*** MATERIAL FOR THIS TASK

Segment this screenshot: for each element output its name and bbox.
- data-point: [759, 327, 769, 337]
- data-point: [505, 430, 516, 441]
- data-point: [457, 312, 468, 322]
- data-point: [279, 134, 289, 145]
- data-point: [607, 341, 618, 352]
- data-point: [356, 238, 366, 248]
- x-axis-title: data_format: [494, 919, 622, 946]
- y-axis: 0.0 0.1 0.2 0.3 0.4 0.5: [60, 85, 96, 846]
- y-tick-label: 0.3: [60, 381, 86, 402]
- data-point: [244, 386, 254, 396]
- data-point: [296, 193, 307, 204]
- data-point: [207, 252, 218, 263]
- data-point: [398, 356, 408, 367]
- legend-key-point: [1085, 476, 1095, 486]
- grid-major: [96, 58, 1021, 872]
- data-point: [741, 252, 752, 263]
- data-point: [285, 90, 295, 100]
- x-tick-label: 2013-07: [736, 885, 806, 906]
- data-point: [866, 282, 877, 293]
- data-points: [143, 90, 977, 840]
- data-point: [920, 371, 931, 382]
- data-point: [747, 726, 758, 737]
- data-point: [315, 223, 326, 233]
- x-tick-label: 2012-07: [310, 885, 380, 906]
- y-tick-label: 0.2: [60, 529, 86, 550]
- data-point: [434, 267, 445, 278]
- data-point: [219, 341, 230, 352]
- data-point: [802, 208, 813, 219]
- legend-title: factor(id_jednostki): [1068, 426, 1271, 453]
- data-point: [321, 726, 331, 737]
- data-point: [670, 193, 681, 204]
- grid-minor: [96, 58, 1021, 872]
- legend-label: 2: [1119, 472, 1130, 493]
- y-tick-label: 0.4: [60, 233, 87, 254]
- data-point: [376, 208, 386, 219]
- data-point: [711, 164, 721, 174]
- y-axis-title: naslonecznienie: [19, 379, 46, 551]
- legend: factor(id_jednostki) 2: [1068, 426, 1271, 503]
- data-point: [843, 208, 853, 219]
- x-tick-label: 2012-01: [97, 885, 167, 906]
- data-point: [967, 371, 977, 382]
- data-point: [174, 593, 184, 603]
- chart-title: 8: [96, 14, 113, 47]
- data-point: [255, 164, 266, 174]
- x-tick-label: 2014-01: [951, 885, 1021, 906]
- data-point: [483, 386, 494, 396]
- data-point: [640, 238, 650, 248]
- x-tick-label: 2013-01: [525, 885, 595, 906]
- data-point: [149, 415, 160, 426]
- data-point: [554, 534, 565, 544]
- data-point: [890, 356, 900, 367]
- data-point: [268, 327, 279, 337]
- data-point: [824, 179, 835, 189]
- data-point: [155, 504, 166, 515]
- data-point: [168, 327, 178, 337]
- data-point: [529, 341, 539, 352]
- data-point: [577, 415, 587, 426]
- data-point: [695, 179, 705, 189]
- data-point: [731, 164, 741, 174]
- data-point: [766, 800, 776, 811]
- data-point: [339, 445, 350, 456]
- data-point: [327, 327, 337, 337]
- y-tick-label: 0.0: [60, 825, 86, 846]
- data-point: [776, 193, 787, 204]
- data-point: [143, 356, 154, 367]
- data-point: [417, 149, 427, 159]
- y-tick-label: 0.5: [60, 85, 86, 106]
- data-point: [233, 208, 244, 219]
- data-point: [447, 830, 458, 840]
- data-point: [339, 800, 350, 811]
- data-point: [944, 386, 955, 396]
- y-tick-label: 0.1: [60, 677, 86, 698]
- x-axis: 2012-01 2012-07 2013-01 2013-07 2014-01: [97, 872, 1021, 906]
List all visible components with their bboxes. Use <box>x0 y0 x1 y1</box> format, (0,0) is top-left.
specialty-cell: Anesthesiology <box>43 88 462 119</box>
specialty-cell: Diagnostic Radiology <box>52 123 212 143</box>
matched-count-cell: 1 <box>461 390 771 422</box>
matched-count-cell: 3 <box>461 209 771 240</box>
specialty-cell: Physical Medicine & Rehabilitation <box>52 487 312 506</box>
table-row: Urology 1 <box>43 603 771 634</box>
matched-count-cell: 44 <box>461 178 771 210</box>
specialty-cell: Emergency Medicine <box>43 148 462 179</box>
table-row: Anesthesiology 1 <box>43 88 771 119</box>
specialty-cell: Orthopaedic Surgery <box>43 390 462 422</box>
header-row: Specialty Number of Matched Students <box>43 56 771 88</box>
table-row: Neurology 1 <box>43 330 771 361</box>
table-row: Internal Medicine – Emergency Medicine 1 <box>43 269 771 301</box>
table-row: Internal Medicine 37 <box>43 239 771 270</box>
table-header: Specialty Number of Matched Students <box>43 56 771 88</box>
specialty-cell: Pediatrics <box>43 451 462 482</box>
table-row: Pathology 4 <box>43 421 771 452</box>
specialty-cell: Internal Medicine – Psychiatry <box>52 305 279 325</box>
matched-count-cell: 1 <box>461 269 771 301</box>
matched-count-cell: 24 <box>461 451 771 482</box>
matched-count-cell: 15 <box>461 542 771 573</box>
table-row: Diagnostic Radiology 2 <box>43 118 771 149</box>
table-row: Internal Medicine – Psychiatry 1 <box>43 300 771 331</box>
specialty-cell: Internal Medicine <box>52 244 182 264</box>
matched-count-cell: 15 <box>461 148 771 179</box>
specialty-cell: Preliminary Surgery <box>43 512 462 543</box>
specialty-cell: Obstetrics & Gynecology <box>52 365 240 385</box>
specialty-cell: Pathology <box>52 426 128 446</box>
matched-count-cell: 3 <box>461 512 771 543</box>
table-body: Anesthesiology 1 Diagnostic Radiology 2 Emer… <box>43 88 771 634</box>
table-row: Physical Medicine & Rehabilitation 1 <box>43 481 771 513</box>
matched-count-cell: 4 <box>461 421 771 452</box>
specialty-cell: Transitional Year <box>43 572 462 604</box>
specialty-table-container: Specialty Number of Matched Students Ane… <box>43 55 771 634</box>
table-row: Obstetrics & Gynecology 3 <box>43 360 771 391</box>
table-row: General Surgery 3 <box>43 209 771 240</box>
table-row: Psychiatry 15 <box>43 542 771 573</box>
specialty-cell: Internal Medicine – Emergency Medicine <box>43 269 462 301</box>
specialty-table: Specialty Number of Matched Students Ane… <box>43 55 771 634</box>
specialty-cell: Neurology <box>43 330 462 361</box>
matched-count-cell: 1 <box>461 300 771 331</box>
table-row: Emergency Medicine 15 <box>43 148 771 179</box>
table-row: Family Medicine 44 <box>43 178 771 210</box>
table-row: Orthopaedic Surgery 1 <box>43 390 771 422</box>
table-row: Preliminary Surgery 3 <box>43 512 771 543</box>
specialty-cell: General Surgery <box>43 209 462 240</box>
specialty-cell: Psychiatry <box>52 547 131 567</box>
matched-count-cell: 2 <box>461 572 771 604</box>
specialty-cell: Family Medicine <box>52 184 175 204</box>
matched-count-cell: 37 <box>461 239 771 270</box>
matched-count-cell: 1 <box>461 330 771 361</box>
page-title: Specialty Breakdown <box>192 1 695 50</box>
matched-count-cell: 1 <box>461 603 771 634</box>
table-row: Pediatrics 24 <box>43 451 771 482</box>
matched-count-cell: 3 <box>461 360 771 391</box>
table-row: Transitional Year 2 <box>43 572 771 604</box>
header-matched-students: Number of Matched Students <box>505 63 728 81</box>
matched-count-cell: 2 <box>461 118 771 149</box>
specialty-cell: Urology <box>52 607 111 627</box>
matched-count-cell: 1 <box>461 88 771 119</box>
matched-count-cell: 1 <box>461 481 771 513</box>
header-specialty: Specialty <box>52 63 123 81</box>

******

REQUEST:
Please render every line of the material above as a JSON list of strings, with one string per line and blank lines omitted.

RESPONSE:
[
  "Segment this screenshot: for each element output its name and bbox.",
  "- data-point: [759, 327, 769, 337]",
  "- data-point: [505, 430, 516, 441]",
  "- data-point: [457, 312, 468, 322]",
  "- data-point: [279, 134, 289, 145]",
  "- data-point: [607, 341, 618, 352]",
  "- data-point: [356, 238, 366, 248]",
  "- x-axis-title: data_format: [494, 919, 622, 946]",
  "- y-axis: 0.0 0.1 0.2 0.3 0.4 0.5: [60, 85, 96, 846]",
  "- y-tick-label: 0.3: [60, 381, 86, 402]",
  "- data-point: [244, 386, 254, 396]",
  "- data-point: [296, 193, 307, 204]",
  "- data-point: [207, 252, 218, 263]",
  "- data-point: [398, 356, 408, 367]",
  "- legend-key-point: [1085, 476, 1095, 486]",
  "- grid-major: [96, 58, 1021, 872]",
  "- data-point: [741, 252, 752, 263]",
  "- data-point: [285, 90, 295, 100]",
  "- x-tick-label: 2013-07: [736, 885, 806, 906]",
  "- data-point: [866, 282, 877, 293]",
  "- data-points: [143, 90, 977, 840]",
  "- data-point: [920, 371, 931, 382]",
  "- data-point: [747, 726, 758, 737]",
  "- data-point: [315, 223, 326, 233]",
  "- x-tick-label: 2012-07: [310, 885, 380, 906]",
  "- y-tick-label: 0.2: [60, 529, 86, 550]",
  "- data-point: [434, 267, 445, 278]",
  "- data-point: [219, 341, 230, 352]",
  "- data-point: [802, 208, 813, 219]",
  "- legend-title: factor(id_jednostki): [1068, 426, 1271, 453]",
  "- data-point: [321, 726, 331, 737]",
  "- data-point: [670, 193, 681, 204]",
  "- grid-minor: [96, 58, 1021, 872]",
  "- legend-label: 2: [1119, 472, 1130, 493]",
  "- y-tick-label: 0.4: [60, 233, 87, 254]",
  "- data-point: [376, 208, 386, 219]",
  "- data-point: [711, 164, 721, 174]",
  "- y-axis-title: naslonecznienie: [19, 379, 46, 551]",
  "- legend: factor(id_jednostki) 2: [1068, 426, 1271, 503]",
  "- data-point: [843, 208, 853, 219]",
  "- x-tick-label: 2012-01: [97, 885, 167, 906]",
  "- data-point: [967, 371, 977, 382]",
  "- data-point: [174, 593, 184, 603]",
  "- chart-title: 8: [96, 14, 113, 47]",
  "- data-point: [255, 164, 266, 174]",
  "- x-tick-label: 2014-01: [951, 885, 1021, 906]",
  "- data-point: [483, 386, 494, 396]",
  "- data-point: [640, 238, 650, 248]",
  "- x-tick-label: 2013-01: [525, 885, 595, 906]",
  "- data-point: [149, 415, 160, 426]",
  "- data-point: [554, 534, 565, 544]",
  "- data-point: [890, 356, 900, 367]",
  "- data-point: [268, 327, 279, 337]",
  "- data-point: [824, 179, 835, 189]",
  "- data-point: [155, 504, 166, 515]",
  "- data-point: [168, 327, 178, 337]",
  "- data-point: [529, 341, 539, 352]",
  "- data-point: [577, 415, 587, 426]",
  "- data-point: [695, 179, 705, 189]",
  "- data-point: [731, 164, 741, 174]",
  "- data-point: [766, 800, 776, 811]",
  "- data-point: [339, 445, 350, 456]",
  "- data-point: [327, 327, 337, 337]",
  "- y-tick-label: 0.0: [60, 825, 86, 846]",
  "- data-point: [776, 193, 787, 204]",
  "- data-point: [143, 356, 154, 367]",
  "- data-point: [417, 149, 427, 159]",
  "- y-tick-label: 0.5: [60, 85, 86, 106]",
  "- data-point: [233, 208, 244, 219]",
  "- data-point: [447, 830, 458, 840]",
  "- data-point: [339, 800, 350, 811]",
  "- data-point: [944, 386, 955, 396]",
  "- y-tick-label: 0.1: [60, 677, 86, 698]",
  "- x-axis: 2012-01 2012-07 2013-01 2013-07 2014-01: [97, 872, 1021, 906]",
  "List all visible components with their bboxes. Use <box>x0 y0 x1 y1</box> format, (0,0) is top-left.",
  "specialty-cell: Anesthesiology <box>43 88 462 119</box>",
  "specialty-cell: Diagnostic Radiology <box>52 123 212 143</box>",
  "matched-count-cell: 1 <box>461 390 771 422</box>",
  "matched-count-cell: 3 <box>461 209 771 240</box>",
  "specialty-cell: Physical Medicine & Rehabilitation <box>52 487 312 506</box>",
  "table-row: Urology 1 <box>43 603 771 634</box>",
  "matched-count-cell: 44 <box>461 178 771 210</box>",
  "specialty-cell: Emergency Medicine <box>43 148 462 179</box>",
  "table-row: Anesthesiology 1 <box>43 88 771 119</box>",
  "specialty-cell: Orthopaedic Surgery <box>43 390 462 422</box>",
  "header-row: Specialty Number of Matched Students <box>43 56 771 88</box>",
  "table-row: Neurology 1 <box>43 330 771 361</box>",
  "table-row: Internal Medicine – Emergency Medicine 1 <box>43 269 771 301</box>",
  "table-row: Internal Medicine 37 <box>43 239 771 270</box>",
  "table-header: Specialty Number of Matched Students <box>43 56 771 88</box>",
  "specialty-cell: Pediatrics <box>43 451 462 482</box>",
  "table-row: Pathology 4 <box>43 421 771 452</box>",
  "specialty-cell: Internal Medicine – Psychiatry <box>52 305 279 325</box>",
  "matched-count-cell: 1 <box>461 269 771 301</box>",
  "matched-count-cell: 24 <box>461 451 771 482</box>",
  "matched-count-cell: 15 <box>461 542 771 573</box>",
  "table-row: Diagnostic Radiology 2 <box>43 118 771 149</box>",
  "table-row: Internal Medicine – Psychiatry 1 <box>43 300 771 331</box>",
  "specialty-cell: Internal Medicine <box>52 244 182 264</box>",
  "matched-count-cell: 15 <box>461 148 771 179</box>",
  "specialty-cell: Preliminary Surgery <box>43 512 462 543</box>",
  "specialty-cell: Obstetrics & Gynecology <box>52 365 240 385</box>",
  "specialty-cell: Pathology <box>52 426 128 446</box>",
  "matched-count-cell: 3 <box>461 512 771 543</box>",
  "table-body: Anesthesiology 1 Diagnostic Radiology 2 Emer… <box>43 88 771 634</box>",
  "table-row: Physical Medicine & Rehabilitation 1 <box>43 481 771 513</box>",
  "matched-count-cell: 4 <box>461 421 771 452</box>",
  "specialty-cell: Transitional Year <box>43 572 462 604</box>",
  "specialty-table-container: Specialty Number of Matched Students Ane… <box>43 55 771 634</box>",
  "table-row: Obstetrics & Gynecology 3 <box>43 360 771 391</box>",
  "table-row: General Surgery 3 <box>43 209 771 240</box>",
  "table-row: Psychiatry 15 <box>43 542 771 573</box>",
  "specialty-cell: Internal Medicine – Emergency Medicine <box>43 269 462 301</box>",
  "specialty-table: Specialty Number of Matched Students Ane… <box>43 55 771 634</box>",
  "specialty-cell: Neurology <box>43 330 462 361</box>",
  "matched-count-cell: 1 <box>461 300 771 331</box>",
  "table-row: Emergency Medicine 15 <box>43 148 771 179</box>",
  "table-row: Family Medicine 44 <box>43 178 771 210</box>",
  "table-row: Orthopaedic Surgery 1 <box>43 390 771 422</box>",
  "table-row: Preliminary Surgery 3 <box>43 512 771 543</box>",
  "specialty-cell: General Surgery <box>43 209 462 240</box>",
  "specialty-cell: Psychiatry <box>52 547 131 567</box>",
  "matched-count-cell: 2 <box>461 572 771 604</box>",
  "specialty-cell: Family Medicine <box>52 184 175 204</box>",
  "matched-count-cell: 37 <box>461 239 771 270</box>",
  "matched-count-cell: 1 <box>461 330 771 361</box>",
  "page-title: Specialty Breakdown <box>192 1 695 50</box>",
  "matched-count-cell: 1 <box>461 603 771 634</box>",
  "table-row: Pediatrics 24 <box>43 451 771 482</box>",
  "matched-count-cell: 3 <box>461 360 771 391</box>",
  "table-row: Transitional Year 2 <box>43 572 771 604</box>",
  "header-matched-students: Number of Matched Students <box>505 63 728 81</box>",
  "matched-count-cell: 2 <box>461 118 771 149</box>",
  "specialty-cell: Urology <box>52 607 111 627</box>",
  "matched-count-cell: 1 <box>461 88 771 119</box>",
  "matched-count-cell: 1 <box>461 481 771 513</box>",
  "header-specialty: Specialty <box>52 63 123 81</box>"
]